= PROBLEM DESCRIPTION =
Look through the material and copy each line holding "paura".

[Dataset records]
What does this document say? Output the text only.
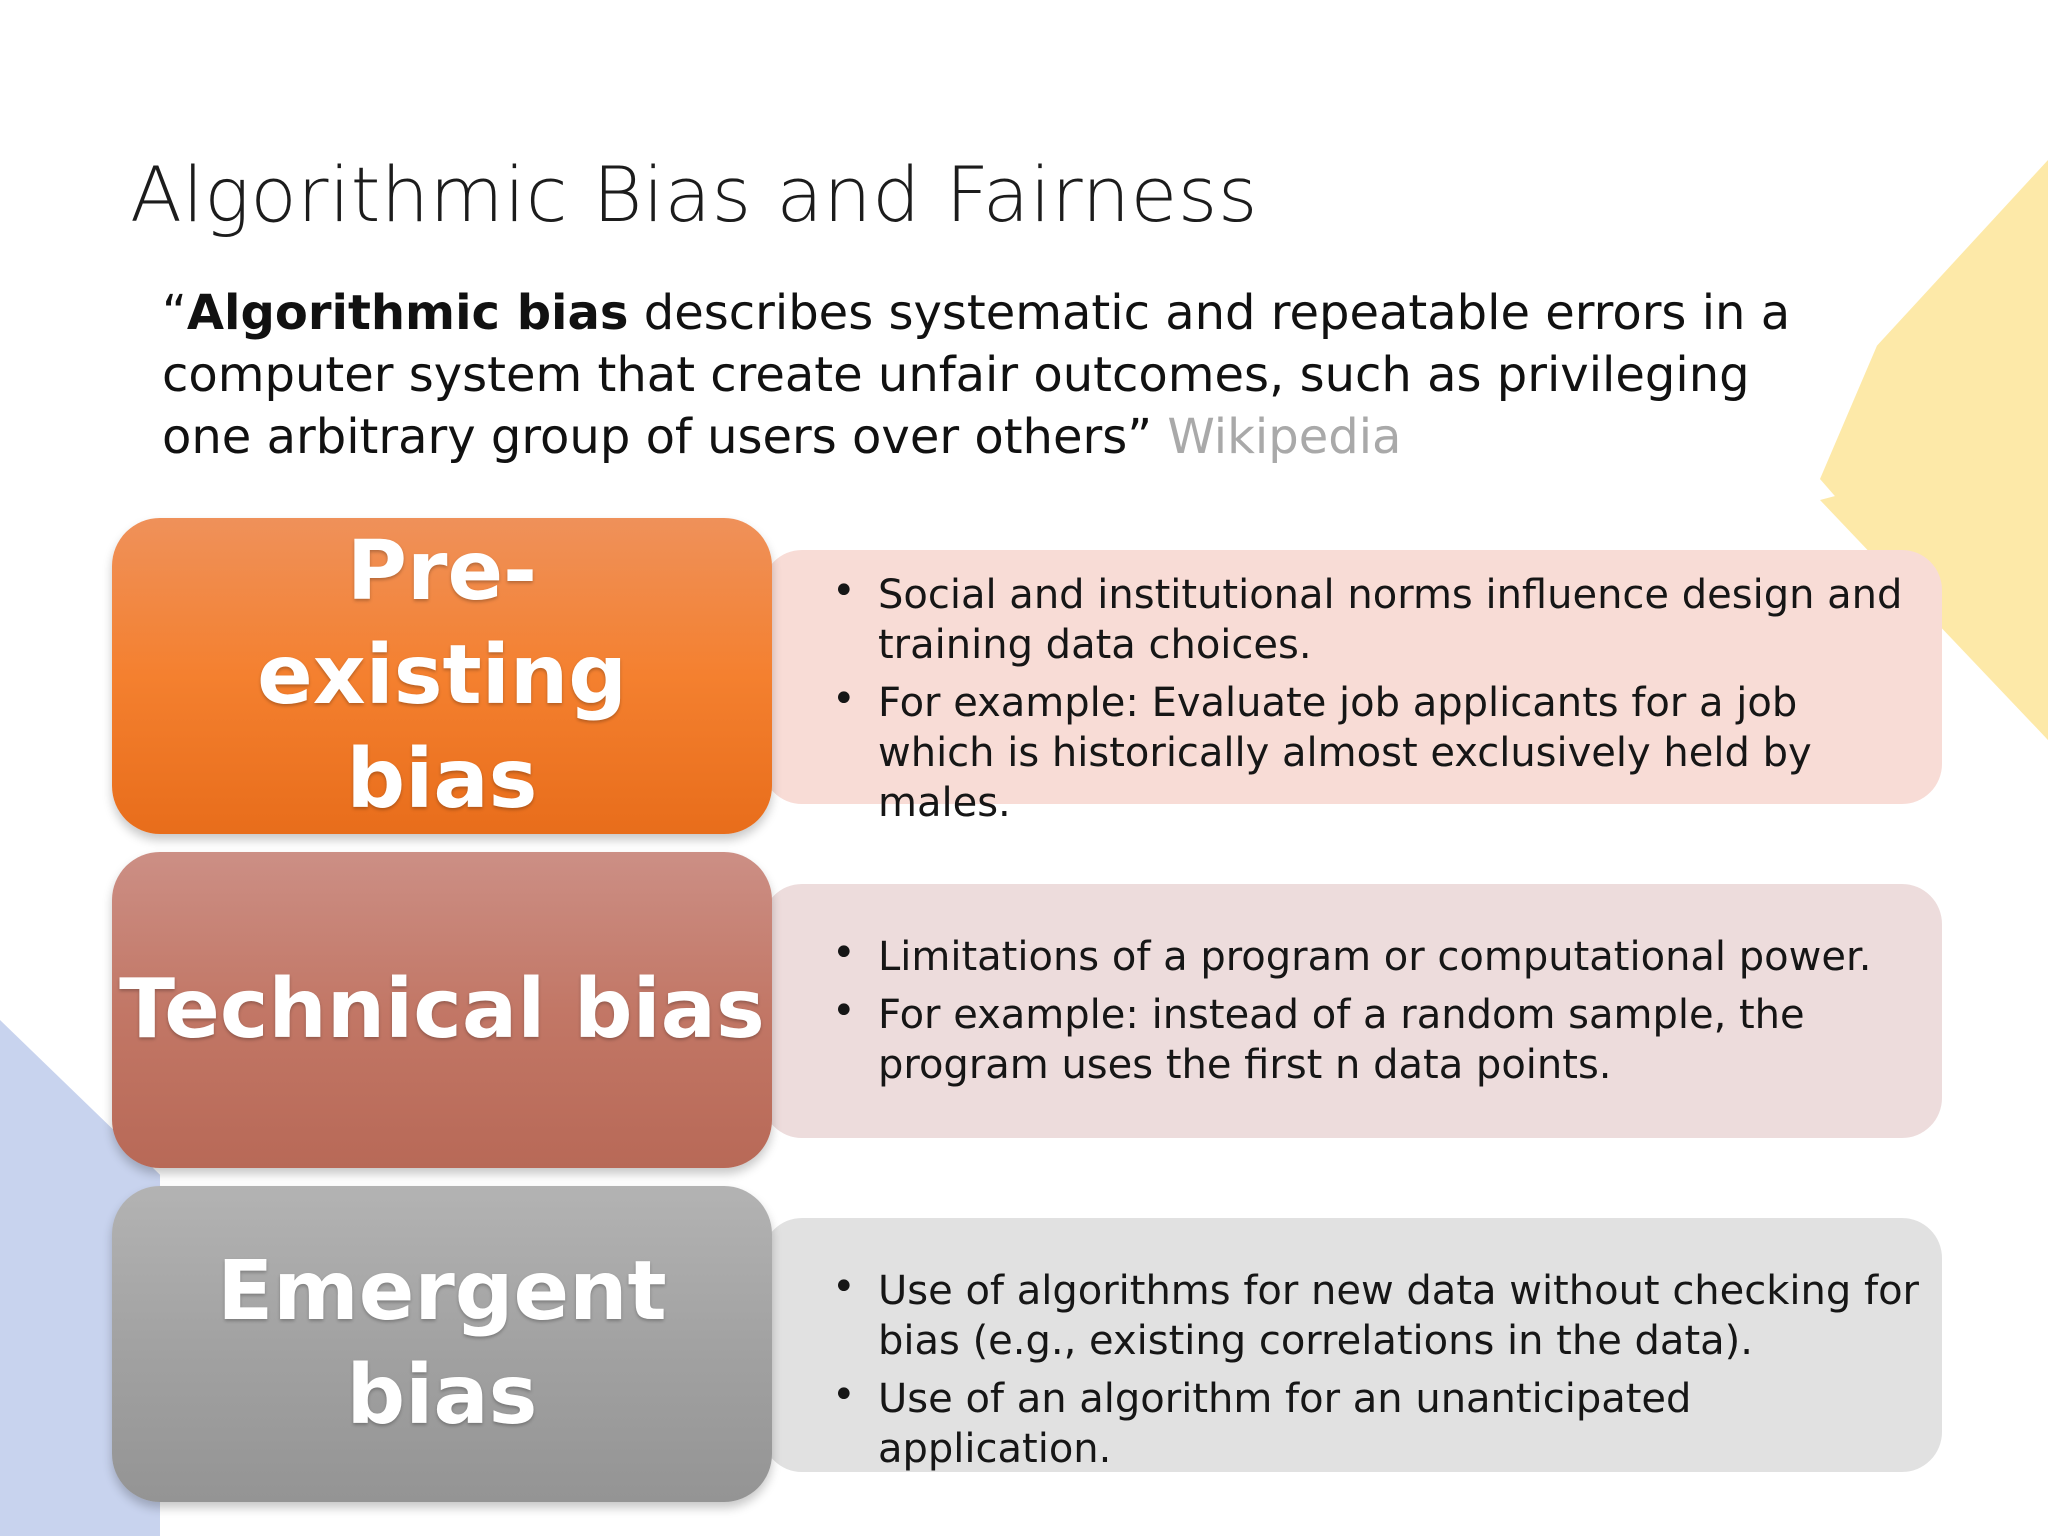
Algorithmic Bias and Fairness
“Algorithmic bias describes systematic and repeatable errors in a computer system that create unfair outcomes, such as privileging one arbitrary group of users over others” Wikipedia
Pre-existing bias
• Social and institutional norms influence design and training data choices.
• For example: Evaluate job applicants for a job which is historically almost exclusively held by males.
Technical bias
• Limitations of a program or computational power.
• For example: instead of a random sample, the program uses the first n data points.
Emergent bias
• Use of algorithms for new data without checking for bias (e.g., existing correlations in the data).
• Use of an algorithm for an unanticipated application.
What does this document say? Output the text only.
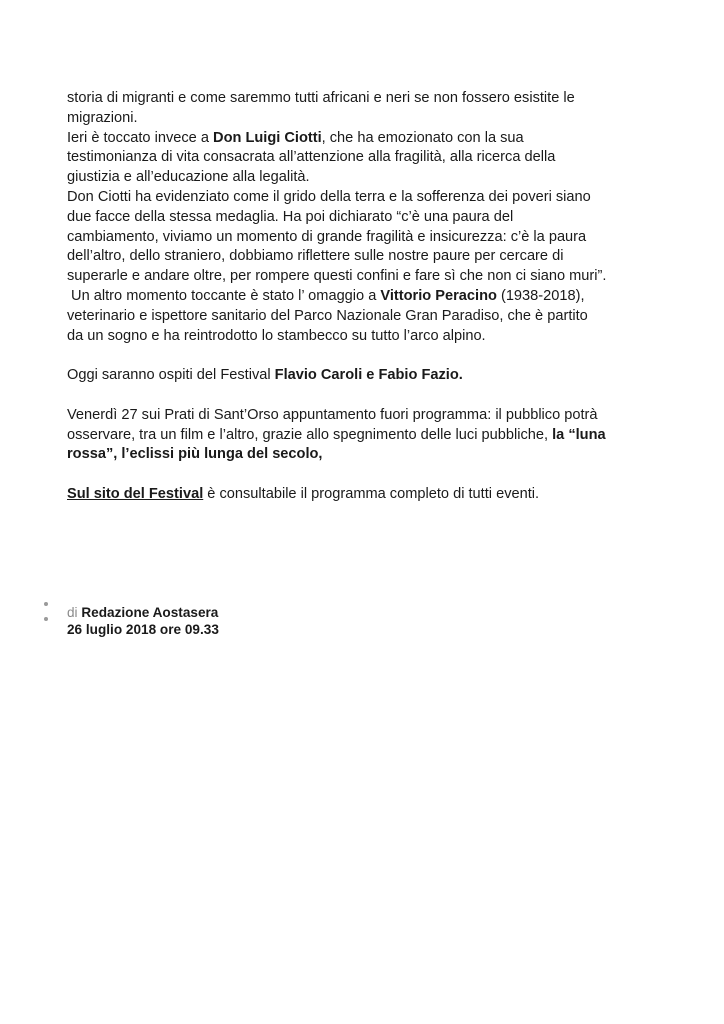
storia di migranti e come saremmo tutti africani e neri se non fossero esistite le
migrazioni.
Ieri è toccato invece a Don Luigi Ciotti, che ha emozionato con la sua
testimonianza di vita consacrata all’attenzione alla fragilità, alla ricerca della
giustizia e all’educazione alla legalità.
Don Ciotti ha evidenziato come il grido della terra e la sofferenza dei poveri siano
due facce della stessa medaglia. Ha poi dichiarato “c’è una paura del
cambiamento, viviamo un momento di grande fragilità e insicurezza: c’è la paura
dell’altro, dello straniero, dobbiamo riflettere sulle nostre paure per cercare di
superarle e andare oltre, per rompere questi confini e fare sì che non ci siano muri”.
Un altro momento toccante è stato l’ omaggio a Vittorio Peracino (1938-2018),
veterinario e ispettore sanitario del Parco Nazionale Gran Paradiso, che è partito
da un sogno e ha reintrodotto lo stambecco su tutto l’arco alpino.
Oggi saranno ospiti del Festival Flavio Caroli e Fabio Fazio.
Venerdì 27 sui Prati di Sant’Orso appuntamento fuori programma: il pubblico potrà
osservare, tra un film e l’altro, grazie allo spegnimento delle luci pubbliche, la “luna
rossa”, l’eclissi più lunga del secolo,
Sul sito del Festival è consultabile il programma completo di tutti eventi.
di Redazione Aostasera
26 luglio 2018 ore 09.33
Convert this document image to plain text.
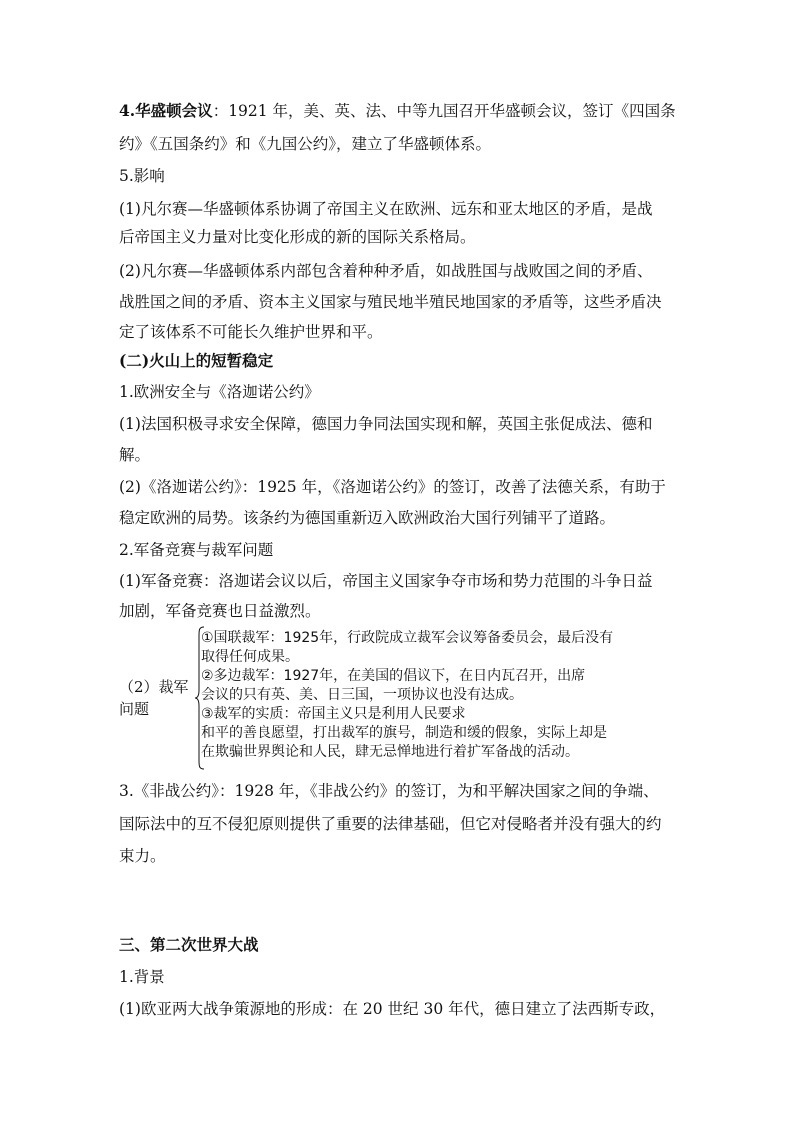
4.华盛顿会议：1921 年，美、英、法、中等九国召开华盛顿会议，签订《四国条
约》《五国条约》和《九国公约》，建立了华盛顿体系。
5.影响
(1)凡尔赛—华盛顿体系协调了帝国主义在欧洲、远东和亚太地区的矛盾，是战
后帝国主义力量对比变化形成的新的国际关系格局。
(2)凡尔赛—华盛顿体系内部包含着种种矛盾，如战胜国与战败国之间的矛盾、
战胜国之间的矛盾、资本主义国家与殖民地半殖民地国家的矛盾等，这些矛盾决
定了该体系不可能长久维护世界和平。
(二)火山上的短暂稳定
1.欧洲安全与《洛迦诺公约》
(1)法国积极寻求安全保障，德国力争同法国实现和解，英国主张促成法、德和
解。
(2)《洛迦诺公约》：1925 年，《洛迦诺公约》的签订，改善了法德关系，有助于
稳定欧洲的局势。该条约为德国重新迈入欧洲政治大国行列铺平了道路。
2.军备竞赛与裁军问题
(1)军备竞赛：洛迦诺会议以后，帝国主义国家争夺市场和势力范围的斗争日益
加剧，军备竞赛也日益激烈。
（2）裁军
问题
①国联裁军：1925年，行政院成立裁军会议筹备委员会，最后没有
取得任何成果。
②多边裁军：1927年，在美国的倡议下，在日内瓦召开，出席
会议的只有英、美、日三国，一项协议也没有达成。
③裁军的实质：帝国主义只是利用人民要求
和平的善良愿望，打出裁军的旗号，制造和缓的假象，实际上却是
在欺骗世界舆论和人民，肆无忌惮地进行着扩军备战的活动。
3.《非战公约》：1928 年，《非战公约》的签订，为和平解决国家之间的争端、
国际法中的互不侵犯原则提供了重要的法律基础，但它对侵略者并没有强大的约
束力。
三、第二次世界大战
1.背景
(1)欧亚两大战争策源地的形成：在 20 世纪 30 年代，德日建立了法西斯专政，
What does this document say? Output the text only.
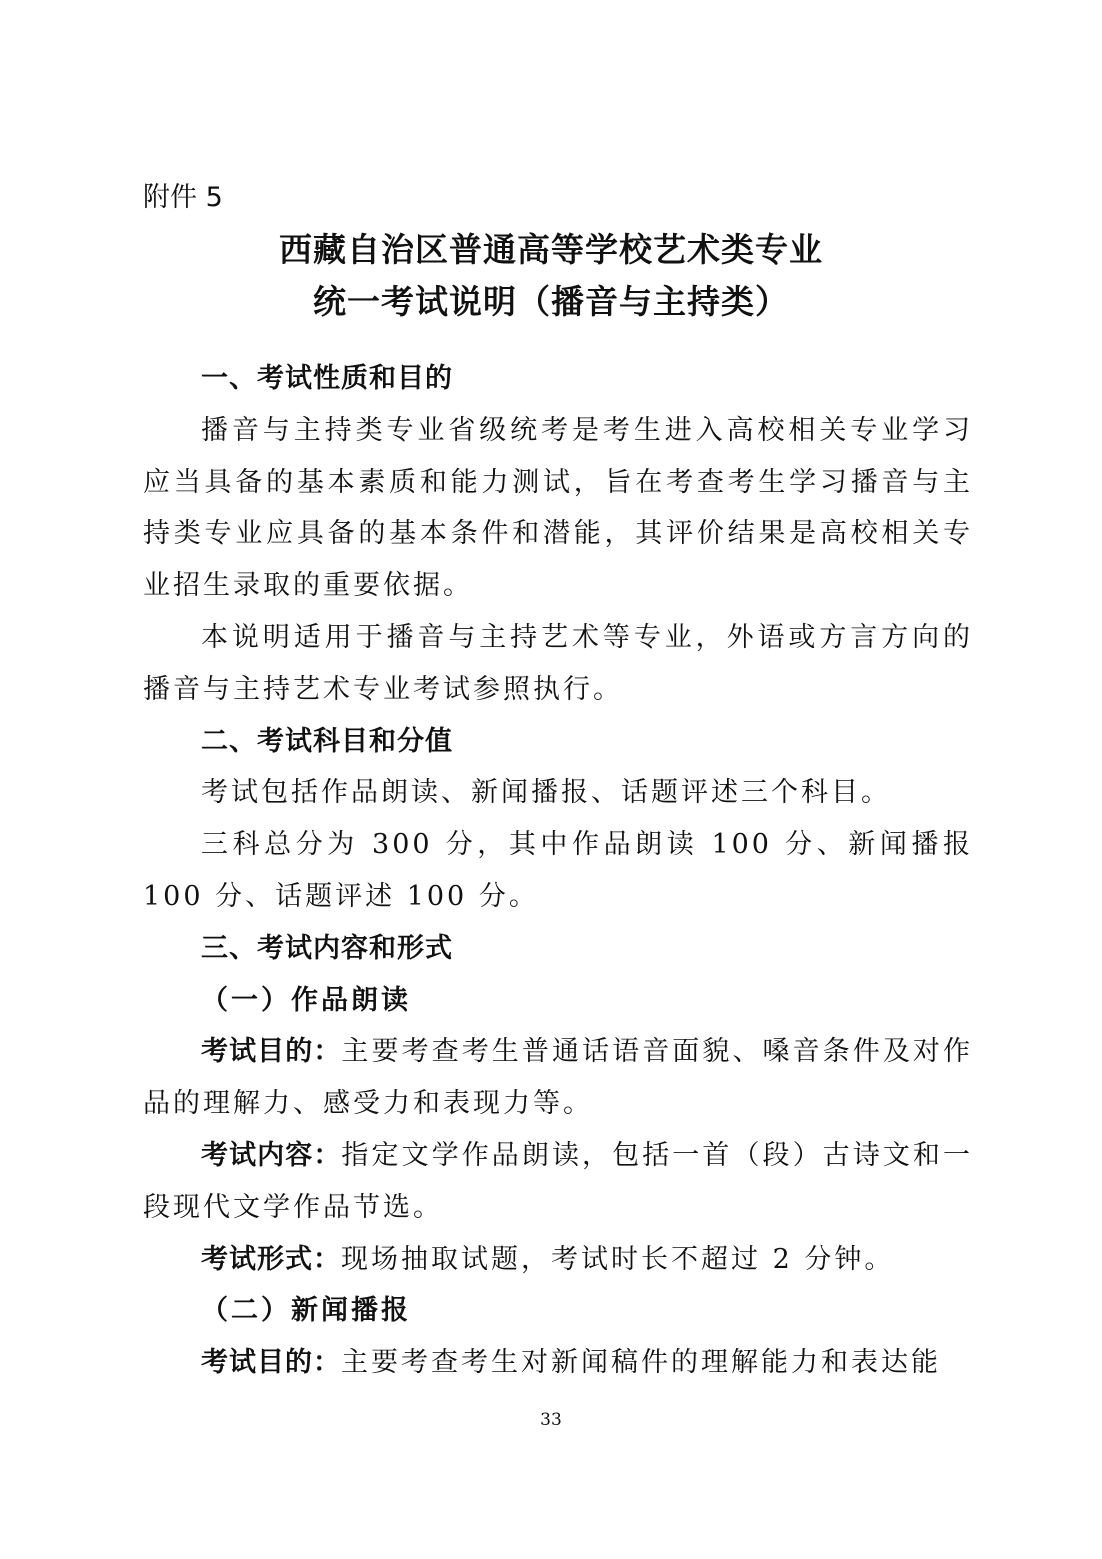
附件 5
西藏自治区普通高等学校艺术类专业
统一考试说明（播音与主持类）

一、考试性质和目的

播音与主持类专业省级统考是考生进入高校相关专业学习应当具备的基本素质和能力测试，旨在考查考生学习播音与主持类专业应具备的基本条件和潜能，其评价结果是高校相关专业招生录取的重要依据。

本说明适用于播音与主持艺术等专业，外语或方言方向的播音与主持艺术专业考试参照执行。

二、考试科目和分值

考试包括作品朗读、新闻播报、话题评述三个科目。

三科总分为 300 分，其中作品朗读 100 分、新闻播报 100 分、话题评述 100 分。

三、考试内容和形式

（一）作品朗读

考试目的：主要考查考生普通话语音面貌、嗓音条件及对作品的理解力、感受力和表现力等。

考试内容：指定文学作品朗读，包括一首（段）古诗文和一段现代文学作品节选。

考试形式：现场抽取试题，考试时长不超过 2 分钟。

（二）新闻播报

考试目的：主要考查考生对新闻稿件的理解能力和表达能

33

= COMPLETE OUTPUT =
due facce della stessa medaglia. Ha poi dichiarato “c’è una paura del
cambiamento, viviamo un momento di grande fragilità e insicurezza: c’è la paura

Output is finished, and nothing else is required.